▸ **Excerpted text**
For the remainder of its running time, The Toolbox Murders mixes up key aspects of a number of different genres as Donnelly cycles its narrative through scenes that feature overwrought psychodrama, police procedural activities and young people working as amateur sleuths-like shenanigans. The police investigation goes nowhere fast since Detective Jamison seems to be more interested in hitting on Laurie’s mother Joanne (Aneta Corsaut of The Blob, 1958) than solving the case.
In the meantime, Laurie’s brother Joey (Nicholas Beauvy) and Vance’s oddball nephew Kent (Wesley Eure) set out to crack the case themselves with unfortunate results. As the man tries to articulate and justify the reasons for his actions to Laurie, the film takes on a slightly more frenzied tone and a couple of shocking and disturbing plot twists see the film barrel out of control towards a pretty nihilistic conclusion.
As the show’s star and main point of interest, Cameron Mitchell’s performance here is a bit of a mixed bag. He’s convincing as the quietly concerned owner of the apartment block who is happy to assist the police and he’s suitably brooding and menacing when he catches Joey and Kent snooping around in his garage. But as the film’s tone becomes more feverish, so does his acting. By the show’s end Mitchell has gone so far over the top that he is well and truly situated within scenery chewing territory.

▸ **Information shown**

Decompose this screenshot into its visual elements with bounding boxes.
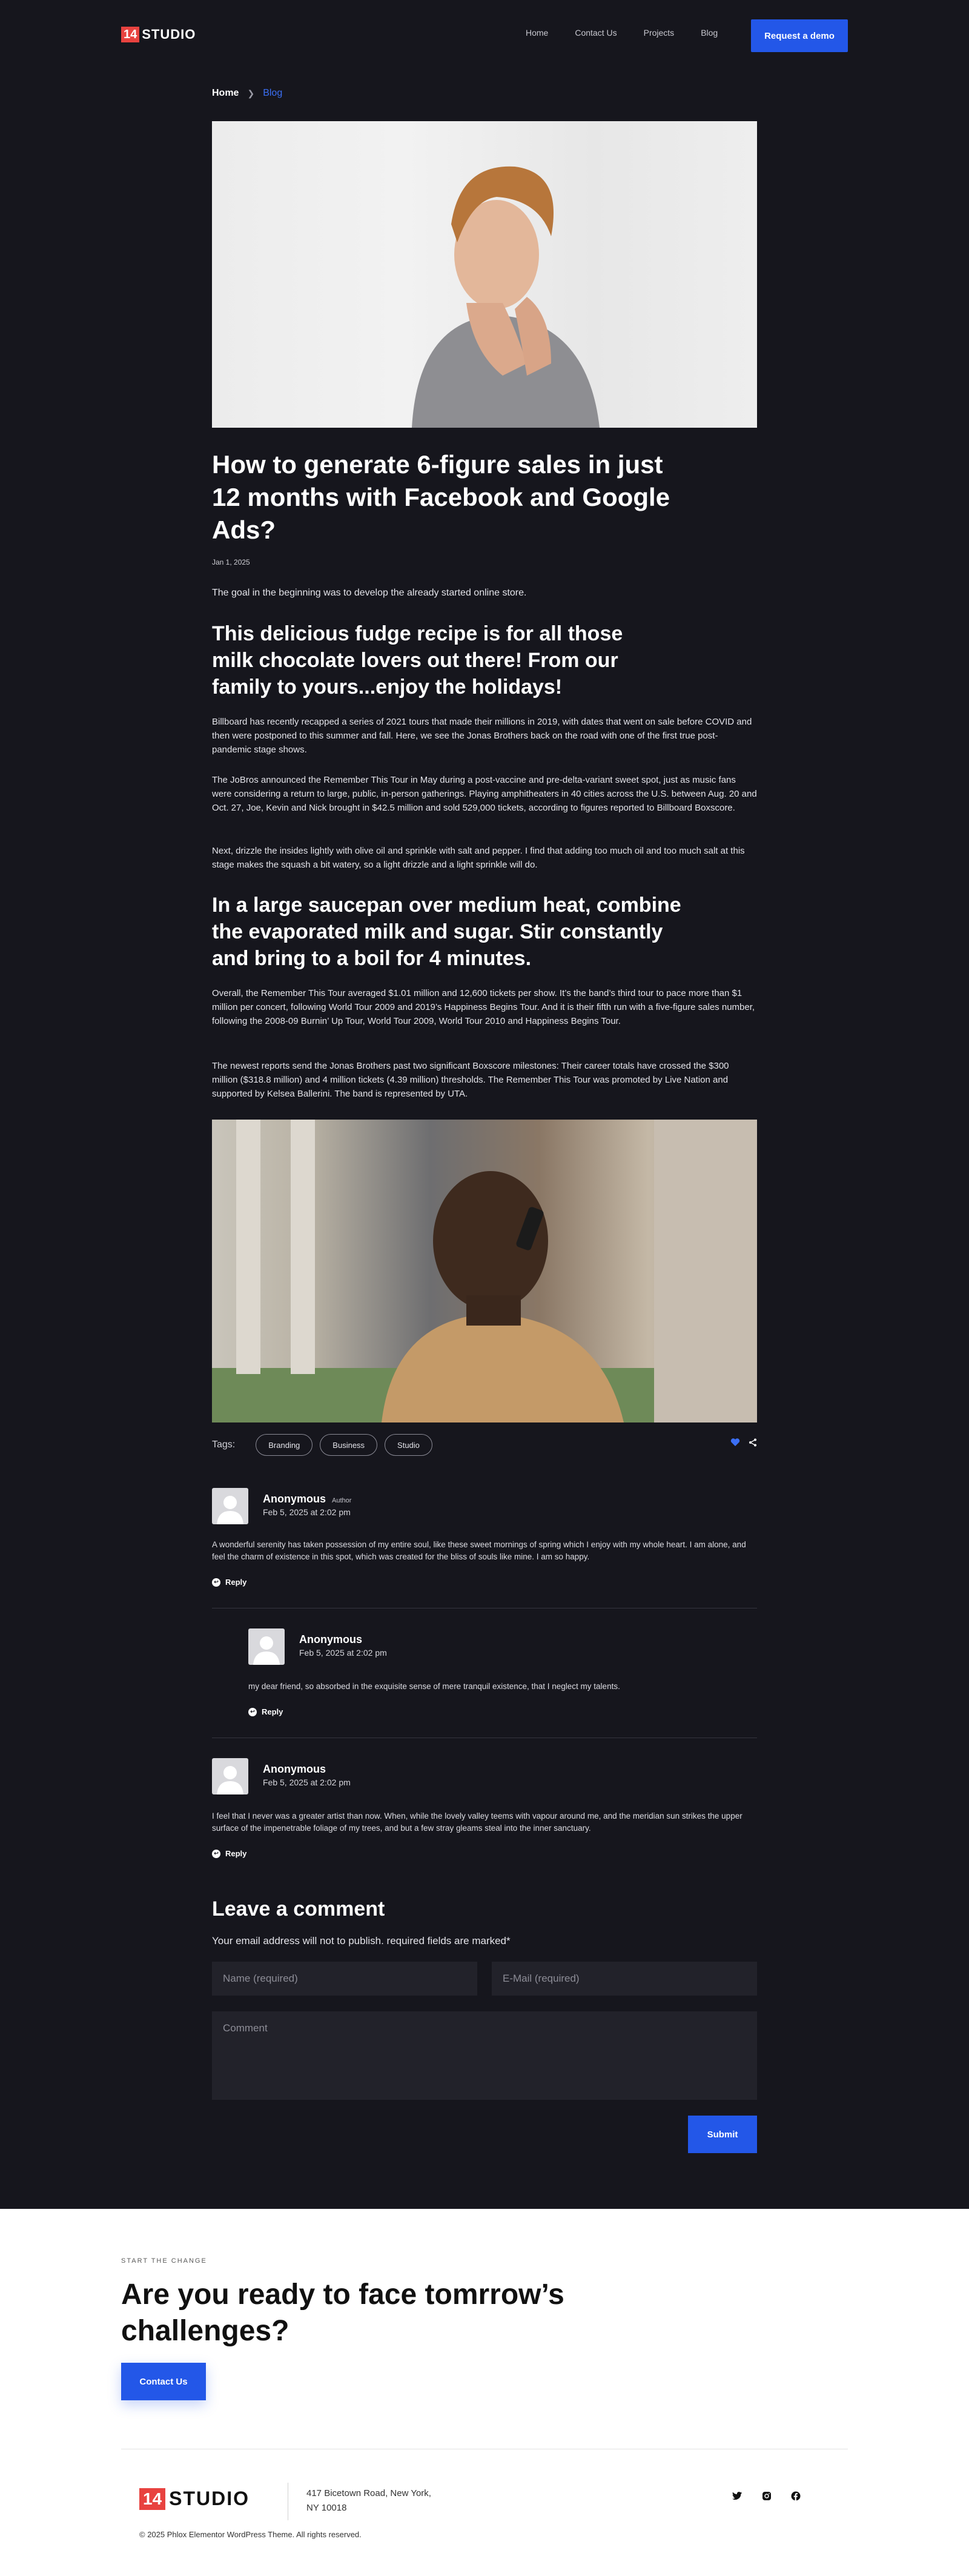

▸ **What you will do**
In the film review, which actress plays Laurie's mother Joanne?

▸ **Reply to the exercise**
Aneta Corsaut